What you should do - Copy the entries verbatim, beginning with the first line and stopping after the line that contains "lower-bound-line [228, 237, 1735, 427]".

Records supplied -
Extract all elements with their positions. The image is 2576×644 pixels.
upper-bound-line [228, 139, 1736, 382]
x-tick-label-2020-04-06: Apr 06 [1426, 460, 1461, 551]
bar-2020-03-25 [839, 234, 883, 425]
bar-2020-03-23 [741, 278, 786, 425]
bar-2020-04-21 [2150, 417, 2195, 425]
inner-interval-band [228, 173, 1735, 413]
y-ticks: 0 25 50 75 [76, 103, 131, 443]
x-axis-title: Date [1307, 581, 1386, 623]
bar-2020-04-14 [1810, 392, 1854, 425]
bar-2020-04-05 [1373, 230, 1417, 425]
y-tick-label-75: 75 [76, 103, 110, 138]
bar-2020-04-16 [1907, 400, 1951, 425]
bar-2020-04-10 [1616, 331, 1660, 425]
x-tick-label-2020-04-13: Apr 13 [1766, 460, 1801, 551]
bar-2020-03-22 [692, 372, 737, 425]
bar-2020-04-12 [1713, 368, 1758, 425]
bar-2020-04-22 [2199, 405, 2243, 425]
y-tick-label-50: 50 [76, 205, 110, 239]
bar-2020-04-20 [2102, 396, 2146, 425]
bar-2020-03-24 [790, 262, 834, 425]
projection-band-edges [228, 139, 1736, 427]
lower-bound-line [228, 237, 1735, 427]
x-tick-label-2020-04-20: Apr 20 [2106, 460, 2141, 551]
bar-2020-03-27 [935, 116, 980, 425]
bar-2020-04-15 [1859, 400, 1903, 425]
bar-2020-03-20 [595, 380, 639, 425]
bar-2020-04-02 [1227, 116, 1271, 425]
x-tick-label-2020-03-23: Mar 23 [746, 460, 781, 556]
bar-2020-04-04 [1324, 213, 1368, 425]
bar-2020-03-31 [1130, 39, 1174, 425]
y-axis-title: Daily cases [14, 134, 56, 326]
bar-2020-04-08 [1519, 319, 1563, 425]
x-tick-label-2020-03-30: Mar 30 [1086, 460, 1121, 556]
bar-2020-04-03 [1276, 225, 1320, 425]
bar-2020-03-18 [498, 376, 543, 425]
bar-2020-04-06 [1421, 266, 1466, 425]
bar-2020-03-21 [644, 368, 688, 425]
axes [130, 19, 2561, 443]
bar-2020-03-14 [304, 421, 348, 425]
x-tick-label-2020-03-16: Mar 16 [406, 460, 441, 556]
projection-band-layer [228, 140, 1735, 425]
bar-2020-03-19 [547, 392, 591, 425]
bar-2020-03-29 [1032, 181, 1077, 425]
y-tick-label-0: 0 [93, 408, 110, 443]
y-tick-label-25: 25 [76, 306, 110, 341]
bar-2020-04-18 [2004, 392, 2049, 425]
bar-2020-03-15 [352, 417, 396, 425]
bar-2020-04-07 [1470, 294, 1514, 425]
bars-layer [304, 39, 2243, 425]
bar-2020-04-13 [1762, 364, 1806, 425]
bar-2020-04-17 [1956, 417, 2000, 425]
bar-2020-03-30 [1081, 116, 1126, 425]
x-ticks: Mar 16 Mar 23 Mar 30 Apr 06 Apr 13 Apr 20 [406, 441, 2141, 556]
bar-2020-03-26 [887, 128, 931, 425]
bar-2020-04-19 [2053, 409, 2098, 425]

Output of the exercise -
Extract all elements with their positions. The image is 2576×644 pixels.
upper-bound-line [228, 139, 1736, 382]
x-tick-label-2020-04-06: Apr 06 [1426, 460, 1461, 551]
bar-2020-03-25 [839, 234, 883, 425]
bar-2020-03-23 [741, 278, 786, 425]
bar-2020-04-21 [2150, 417, 2195, 425]
inner-interval-band [228, 173, 1735, 413]
y-ticks: 0 25 50 75 [76, 103, 131, 443]
x-axis-title: Date [1307, 581, 1386, 623]
bar-2020-04-14 [1810, 392, 1854, 425]
bar-2020-04-05 [1373, 230, 1417, 425]
y-tick-label-75: 75 [76, 103, 110, 138]
bar-2020-04-16 [1907, 400, 1951, 425]
bar-2020-04-10 [1616, 331, 1660, 425]
x-tick-label-2020-04-13: Apr 13 [1766, 460, 1801, 551]
bar-2020-03-22 [692, 372, 737, 425]
bar-2020-04-12 [1713, 368, 1758, 425]
bar-2020-04-22 [2199, 405, 2243, 425]
y-tick-label-50: 50 [76, 205, 110, 239]
bar-2020-04-20 [2102, 396, 2146, 425]
bar-2020-03-24 [790, 262, 834, 425]
projection-band-edges [228, 139, 1736, 427]
lower-bound-line [228, 237, 1735, 427]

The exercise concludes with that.